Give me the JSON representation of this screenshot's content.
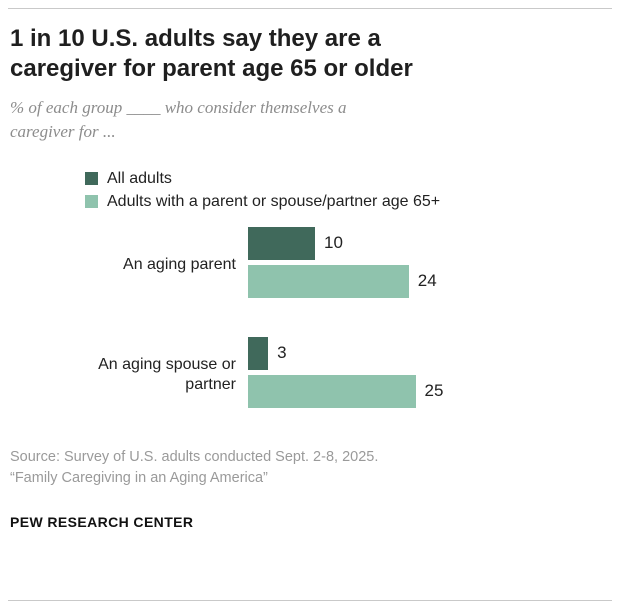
{
  "header": {
    "title_line1": "1 in 10 U.S. adults say they are a",
    "title_line2": "caregiver for parent age 65 or older",
    "subtitle_line1": "% of each group ____ who consider themselves a",
    "subtitle_line2": "caregiver for ..."
  },
  "chart_data": {
    "type": "bar",
    "orientation": "horizontal",
    "title": "1 in 10 U.S. adults say they are a caregiver for parent age 65 or older",
    "subtitle": "% of each group ____ who consider themselves a caregiver for ...",
    "categories": [
      "An aging parent",
      "An aging spouse or partner"
    ],
    "series": [
      {
        "name": "All adults",
        "color": "#40695b",
        "values": [
          10,
          3
        ]
      },
      {
        "name": "Adults with a parent or spouse/partner age 65+",
        "color": "#8fc3ad",
        "values": [
          24,
          25
        ]
      }
    ],
    "xlim": [
      0,
      30
    ],
    "grid": false,
    "legend_position": "top",
    "value_labels": true
  },
  "source": {
    "line1": "Source: Survey of U.S. adults conducted Sept. 2-8, 2025.",
    "line2": "“Family Caregiving in an Aging America”"
  },
  "footer": "PEW RESEARCH CENTER"
}
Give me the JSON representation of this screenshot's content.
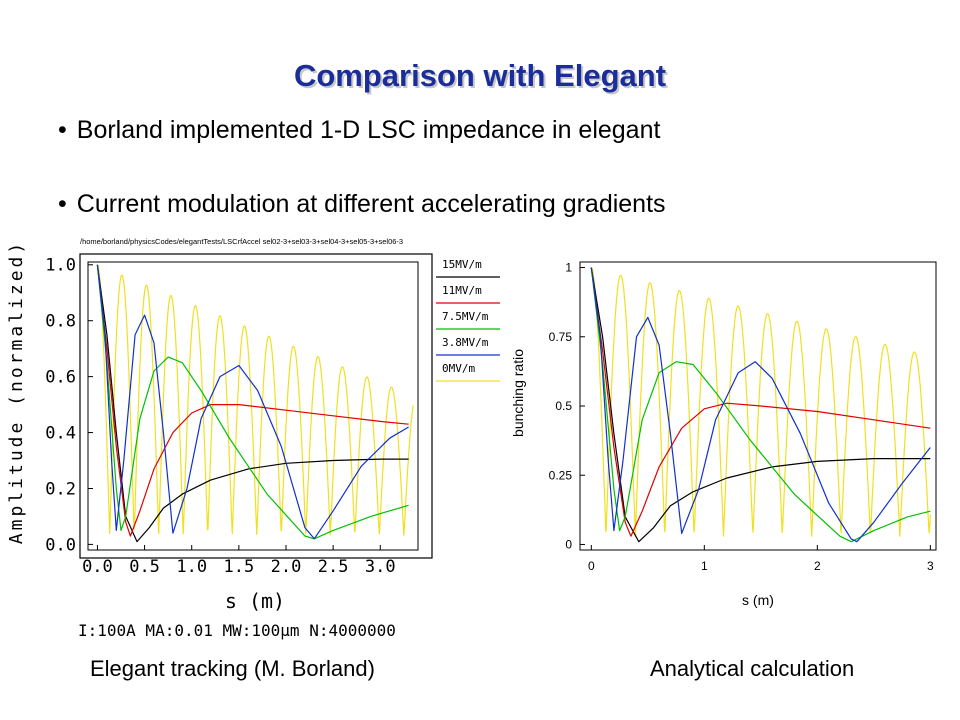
{
  "slide": {
    "title": "Comparison with Elegant",
    "bullets": [
      "Borland implemented 1-D LSC impedance in elegant",
      "Current modulation at different accelerating gradients"
    ],
    "captions": [
      "Elegant tracking (M. Borland)",
      "Analytical calculation"
    ]
  },
  "colors": {
    "title": "#1a2d9a",
    "series": [
      "#f0e020",
      "#000000",
      "#e00000",
      "#00c000",
      "#1030d0"
    ]
  },
  "chart_data": [
    {
      "type": "line",
      "path_label": "/home/borland/physicsCodes/elegantTests/LSCrfAccel sel02-3+sel03-3+sel04-3+sel05-3+sel06-3",
      "xlabel": "s (m)",
      "ylabel": "Amplitude (normalized)",
      "xlim": [
        -0.1,
        3.4
      ],
      "ylim": [
        -0.02,
        1.01
      ],
      "x_ticks": [
        "0.0",
        "0.5",
        "1.0",
        "1.5",
        "2.0",
        "2.5",
        "3.0"
      ],
      "y_ticks": [
        "0.0",
        "0.2",
        "0.4",
        "0.6",
        "0.8",
        "1.0"
      ],
      "legend": [
        "15MV/m",
        "11MV/m",
        "7.5MV/m",
        "3.8MV/m",
        "0MV/m"
      ],
      "legend_position": "right",
      "footer": "I:100A   MA:0.01   MW:100μm   N:4000000",
      "series": [
        {
          "name": "15MV/m",
          "color": "#000000",
          "x": [
            0,
            0.1,
            0.2,
            0.3,
            0.42,
            0.55,
            0.7,
            0.9,
            1.2,
            1.6,
            2.0,
            2.5,
            3.0,
            3.3
          ],
          "y": [
            1.0,
            0.75,
            0.4,
            0.1,
            0.01,
            0.06,
            0.13,
            0.18,
            0.23,
            0.27,
            0.29,
            0.3,
            0.305,
            0.305
          ]
        },
        {
          "name": "11MV/m",
          "color": "#e00000",
          "x": [
            0,
            0.1,
            0.2,
            0.3,
            0.35,
            0.45,
            0.6,
            0.8,
            1.0,
            1.2,
            1.5,
            2.0,
            2.5,
            3.0,
            3.3
          ],
          "y": [
            1.0,
            0.7,
            0.35,
            0.08,
            0.03,
            0.12,
            0.27,
            0.4,
            0.47,
            0.5,
            0.5,
            0.48,
            0.46,
            0.44,
            0.43
          ]
        },
        {
          "name": "7.5MV/m",
          "color": "#00c000",
          "x": [
            0,
            0.1,
            0.2,
            0.25,
            0.3,
            0.45,
            0.6,
            0.75,
            0.9,
            1.1,
            1.4,
            1.8,
            2.2,
            2.3,
            2.5,
            2.9,
            3.3
          ],
          "y": [
            1.0,
            0.65,
            0.2,
            0.05,
            0.1,
            0.45,
            0.62,
            0.67,
            0.65,
            0.55,
            0.38,
            0.18,
            0.03,
            0.02,
            0.05,
            0.1,
            0.14
          ]
        },
        {
          "name": "3.8MV/m",
          "color": "#1030d0",
          "x": [
            0,
            0.08,
            0.15,
            0.2,
            0.28,
            0.4,
            0.5,
            0.6,
            0.7,
            0.8,
            0.95,
            1.1,
            1.3,
            1.5,
            1.7,
            1.95,
            2.2,
            2.3,
            2.5,
            2.8,
            3.1,
            3.3
          ],
          "y": [
            1.0,
            0.75,
            0.3,
            0.05,
            0.3,
            0.75,
            0.82,
            0.72,
            0.4,
            0.04,
            0.2,
            0.45,
            0.6,
            0.64,
            0.55,
            0.35,
            0.06,
            0.02,
            0.12,
            0.28,
            0.38,
            0.42
          ]
        },
        {
          "name": "0MV/m",
          "color": "#f0e020",
          "yellow_osc": {
            "period": 0.26,
            "amplitude": [
              1.0,
              0.53
            ],
            "floor": 0.03
          }
        }
      ]
    },
    {
      "type": "line",
      "xlabel": "s (m)",
      "ylabel": "bunching ratio",
      "xlim": [
        -0.1,
        3.05
      ],
      "ylim": [
        -0.02,
        1.02
      ],
      "x_ticks": [
        "0",
        "1",
        "2",
        "3"
      ],
      "y_ticks": [
        "0",
        "0.25",
        "0.5",
        "0.75",
        "1"
      ],
      "series": [
        {
          "color": "#000000",
          "x": [
            0,
            0.1,
            0.2,
            0.3,
            0.42,
            0.55,
            0.7,
            0.9,
            1.2,
            1.6,
            2.0,
            2.5,
            3.0
          ],
          "y": [
            1.0,
            0.75,
            0.4,
            0.1,
            0.01,
            0.06,
            0.14,
            0.19,
            0.24,
            0.28,
            0.3,
            0.31,
            0.31
          ]
        },
        {
          "color": "#e00000",
          "x": [
            0,
            0.1,
            0.2,
            0.3,
            0.35,
            0.45,
            0.6,
            0.8,
            1.0,
            1.2,
            1.5,
            2.0,
            2.5,
            3.0
          ],
          "y": [
            1.0,
            0.7,
            0.35,
            0.08,
            0.03,
            0.12,
            0.28,
            0.42,
            0.49,
            0.51,
            0.5,
            0.48,
            0.45,
            0.42
          ]
        },
        {
          "color": "#00c000",
          "x": [
            0,
            0.1,
            0.2,
            0.25,
            0.3,
            0.45,
            0.6,
            0.75,
            0.9,
            1.1,
            1.4,
            1.8,
            2.2,
            2.3,
            2.5,
            2.8,
            3.0
          ],
          "y": [
            1.0,
            0.65,
            0.2,
            0.05,
            0.1,
            0.45,
            0.62,
            0.66,
            0.65,
            0.55,
            0.38,
            0.18,
            0.03,
            0.01,
            0.05,
            0.1,
            0.12
          ]
        },
        {
          "color": "#1030d0",
          "x": [
            0,
            0.08,
            0.15,
            0.2,
            0.28,
            0.4,
            0.5,
            0.6,
            0.7,
            0.8,
            0.95,
            1.1,
            1.3,
            1.45,
            1.6,
            1.85,
            2.1,
            2.3,
            2.35,
            2.5,
            2.75,
            3.0
          ],
          "y": [
            1.0,
            0.75,
            0.3,
            0.05,
            0.3,
            0.75,
            0.82,
            0.72,
            0.4,
            0.04,
            0.2,
            0.45,
            0.62,
            0.66,
            0.6,
            0.4,
            0.15,
            0.02,
            0.01,
            0.08,
            0.22,
            0.35
          ]
        },
        {
          "color": "#f0e020",
          "yellow_osc": {
            "period": 0.26,
            "amplitude": [
              1.0,
              0.68
            ],
            "floor": 0.03
          }
        }
      ]
    }
  ]
}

☆ ☆ ☆ ☆ ☆

### What to produce
Return only those lines of the records that contain the string "partner".

### Output below
      "An aging spouse or partner"
        "name": "Adults with a parent or spouse/partner age 65+",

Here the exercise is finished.